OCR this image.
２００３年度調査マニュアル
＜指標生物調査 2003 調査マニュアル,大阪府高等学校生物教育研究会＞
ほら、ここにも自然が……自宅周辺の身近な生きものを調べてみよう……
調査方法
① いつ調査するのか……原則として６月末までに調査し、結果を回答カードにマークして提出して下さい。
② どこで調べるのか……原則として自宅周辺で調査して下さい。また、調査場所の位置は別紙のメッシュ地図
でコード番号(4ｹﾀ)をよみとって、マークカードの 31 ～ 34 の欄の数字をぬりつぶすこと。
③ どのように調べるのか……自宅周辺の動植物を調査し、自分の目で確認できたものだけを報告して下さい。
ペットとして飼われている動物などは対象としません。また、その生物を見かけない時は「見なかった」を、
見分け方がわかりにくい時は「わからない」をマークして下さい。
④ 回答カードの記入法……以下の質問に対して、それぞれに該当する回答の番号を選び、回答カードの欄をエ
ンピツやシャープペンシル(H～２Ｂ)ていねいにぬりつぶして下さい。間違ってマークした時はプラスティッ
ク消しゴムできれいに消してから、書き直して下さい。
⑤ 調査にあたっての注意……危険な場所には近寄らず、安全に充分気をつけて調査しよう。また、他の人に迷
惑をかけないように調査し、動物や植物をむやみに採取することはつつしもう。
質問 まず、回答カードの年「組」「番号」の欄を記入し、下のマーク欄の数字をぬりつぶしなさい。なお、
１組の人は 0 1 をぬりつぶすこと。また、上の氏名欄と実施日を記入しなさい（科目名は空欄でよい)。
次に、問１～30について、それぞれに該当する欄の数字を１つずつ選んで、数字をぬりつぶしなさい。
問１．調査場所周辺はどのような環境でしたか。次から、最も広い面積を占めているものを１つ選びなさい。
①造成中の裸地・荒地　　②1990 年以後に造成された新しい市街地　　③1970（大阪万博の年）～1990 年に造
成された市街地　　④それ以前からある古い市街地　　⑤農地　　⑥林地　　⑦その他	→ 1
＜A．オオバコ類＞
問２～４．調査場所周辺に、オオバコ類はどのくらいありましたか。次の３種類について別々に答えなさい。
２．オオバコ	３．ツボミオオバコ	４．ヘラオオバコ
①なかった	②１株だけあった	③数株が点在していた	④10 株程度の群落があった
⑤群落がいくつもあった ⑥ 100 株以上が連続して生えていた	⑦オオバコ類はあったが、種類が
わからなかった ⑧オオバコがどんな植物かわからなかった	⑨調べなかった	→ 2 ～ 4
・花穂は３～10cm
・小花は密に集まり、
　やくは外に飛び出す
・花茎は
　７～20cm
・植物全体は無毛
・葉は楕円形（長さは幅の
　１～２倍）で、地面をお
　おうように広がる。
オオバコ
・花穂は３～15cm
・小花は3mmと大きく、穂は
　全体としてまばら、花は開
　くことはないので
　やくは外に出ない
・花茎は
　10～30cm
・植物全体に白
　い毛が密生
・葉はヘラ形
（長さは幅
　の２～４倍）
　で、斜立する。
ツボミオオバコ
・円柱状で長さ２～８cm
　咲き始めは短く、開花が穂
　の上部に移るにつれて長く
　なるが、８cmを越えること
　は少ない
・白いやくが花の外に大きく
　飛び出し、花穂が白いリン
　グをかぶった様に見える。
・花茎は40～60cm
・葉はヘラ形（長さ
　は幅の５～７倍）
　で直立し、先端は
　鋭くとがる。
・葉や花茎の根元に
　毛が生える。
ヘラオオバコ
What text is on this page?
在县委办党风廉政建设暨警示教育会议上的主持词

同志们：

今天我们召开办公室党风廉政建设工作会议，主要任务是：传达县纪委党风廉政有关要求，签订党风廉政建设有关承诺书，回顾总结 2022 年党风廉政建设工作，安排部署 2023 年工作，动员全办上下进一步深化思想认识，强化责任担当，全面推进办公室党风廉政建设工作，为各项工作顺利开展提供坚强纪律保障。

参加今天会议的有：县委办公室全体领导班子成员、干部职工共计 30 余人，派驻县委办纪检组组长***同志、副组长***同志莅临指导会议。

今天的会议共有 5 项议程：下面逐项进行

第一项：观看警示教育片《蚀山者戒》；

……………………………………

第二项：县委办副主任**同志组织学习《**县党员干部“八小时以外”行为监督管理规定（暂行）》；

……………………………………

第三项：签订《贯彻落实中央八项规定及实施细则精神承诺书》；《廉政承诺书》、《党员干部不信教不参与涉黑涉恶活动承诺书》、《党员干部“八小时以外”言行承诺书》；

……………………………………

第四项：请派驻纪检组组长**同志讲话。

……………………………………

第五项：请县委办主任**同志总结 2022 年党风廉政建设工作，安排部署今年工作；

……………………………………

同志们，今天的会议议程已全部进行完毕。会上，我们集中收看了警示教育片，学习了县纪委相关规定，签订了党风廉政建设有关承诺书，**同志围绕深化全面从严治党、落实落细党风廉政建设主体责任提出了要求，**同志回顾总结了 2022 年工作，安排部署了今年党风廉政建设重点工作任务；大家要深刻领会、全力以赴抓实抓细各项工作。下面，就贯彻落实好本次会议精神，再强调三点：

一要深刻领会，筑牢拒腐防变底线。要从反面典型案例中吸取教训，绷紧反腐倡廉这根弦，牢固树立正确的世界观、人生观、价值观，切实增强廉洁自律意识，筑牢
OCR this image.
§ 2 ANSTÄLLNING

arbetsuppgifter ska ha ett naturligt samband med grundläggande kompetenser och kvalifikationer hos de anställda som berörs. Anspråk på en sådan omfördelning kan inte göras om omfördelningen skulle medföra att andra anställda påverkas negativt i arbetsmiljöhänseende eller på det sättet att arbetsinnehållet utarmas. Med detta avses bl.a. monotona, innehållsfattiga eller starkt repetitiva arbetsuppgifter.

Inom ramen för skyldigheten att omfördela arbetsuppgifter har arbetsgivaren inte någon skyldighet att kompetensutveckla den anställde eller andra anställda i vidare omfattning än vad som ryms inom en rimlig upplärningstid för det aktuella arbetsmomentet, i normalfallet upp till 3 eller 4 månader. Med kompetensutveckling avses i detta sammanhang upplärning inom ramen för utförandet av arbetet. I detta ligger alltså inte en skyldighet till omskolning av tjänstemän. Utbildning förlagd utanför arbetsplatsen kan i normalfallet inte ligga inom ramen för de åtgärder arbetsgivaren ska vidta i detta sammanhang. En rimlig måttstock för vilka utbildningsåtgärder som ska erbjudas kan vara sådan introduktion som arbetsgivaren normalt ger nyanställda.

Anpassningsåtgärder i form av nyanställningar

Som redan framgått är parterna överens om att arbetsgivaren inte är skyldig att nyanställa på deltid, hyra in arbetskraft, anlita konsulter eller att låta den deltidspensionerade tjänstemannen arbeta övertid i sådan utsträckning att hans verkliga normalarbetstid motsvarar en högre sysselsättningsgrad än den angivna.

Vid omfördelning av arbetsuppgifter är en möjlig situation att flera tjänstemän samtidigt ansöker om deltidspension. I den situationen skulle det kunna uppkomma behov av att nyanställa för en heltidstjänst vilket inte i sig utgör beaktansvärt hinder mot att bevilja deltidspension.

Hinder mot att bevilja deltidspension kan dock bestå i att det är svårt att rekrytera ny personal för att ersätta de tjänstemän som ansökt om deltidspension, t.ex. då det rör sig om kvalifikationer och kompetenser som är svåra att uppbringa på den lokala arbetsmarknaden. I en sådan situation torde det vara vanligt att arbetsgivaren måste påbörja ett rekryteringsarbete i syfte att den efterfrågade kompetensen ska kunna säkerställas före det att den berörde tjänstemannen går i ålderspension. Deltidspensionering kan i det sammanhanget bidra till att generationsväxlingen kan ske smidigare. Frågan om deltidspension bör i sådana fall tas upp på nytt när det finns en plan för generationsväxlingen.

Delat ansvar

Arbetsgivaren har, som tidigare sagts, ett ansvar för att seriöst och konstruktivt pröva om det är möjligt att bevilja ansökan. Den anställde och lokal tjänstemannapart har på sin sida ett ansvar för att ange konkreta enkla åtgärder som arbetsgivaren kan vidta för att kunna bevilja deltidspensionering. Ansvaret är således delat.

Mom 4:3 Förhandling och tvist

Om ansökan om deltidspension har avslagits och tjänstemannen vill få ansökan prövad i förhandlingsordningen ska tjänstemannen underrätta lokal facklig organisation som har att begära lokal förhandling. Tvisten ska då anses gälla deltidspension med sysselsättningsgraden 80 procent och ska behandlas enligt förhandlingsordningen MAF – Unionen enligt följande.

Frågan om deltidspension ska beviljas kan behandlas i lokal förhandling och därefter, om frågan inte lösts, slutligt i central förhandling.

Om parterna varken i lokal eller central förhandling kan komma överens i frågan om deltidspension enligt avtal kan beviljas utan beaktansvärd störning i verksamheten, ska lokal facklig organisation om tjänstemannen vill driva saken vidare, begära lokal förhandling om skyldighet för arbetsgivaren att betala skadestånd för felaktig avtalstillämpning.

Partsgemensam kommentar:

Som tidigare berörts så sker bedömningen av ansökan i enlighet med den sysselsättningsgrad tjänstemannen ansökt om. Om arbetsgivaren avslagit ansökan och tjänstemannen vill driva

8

§ What the task requires: In the listing above, find the lines holding the word "ansvar" and copy them.

§ Exercise answer:
Delat ansvar
Arbetsgivaren har, som tidigare sagts, ett ansvar för att seriöst och konstruktivt pröva om det är möjligt att bevilja ansökan. Den anställde och lokal tjänstemannapart har på sin sida ett ansvar för att ange konkreta enkla åtgärder som arbetsgivaren kan vidta för att kunna bevilja deltidspensionering. Ansvaret är således delat.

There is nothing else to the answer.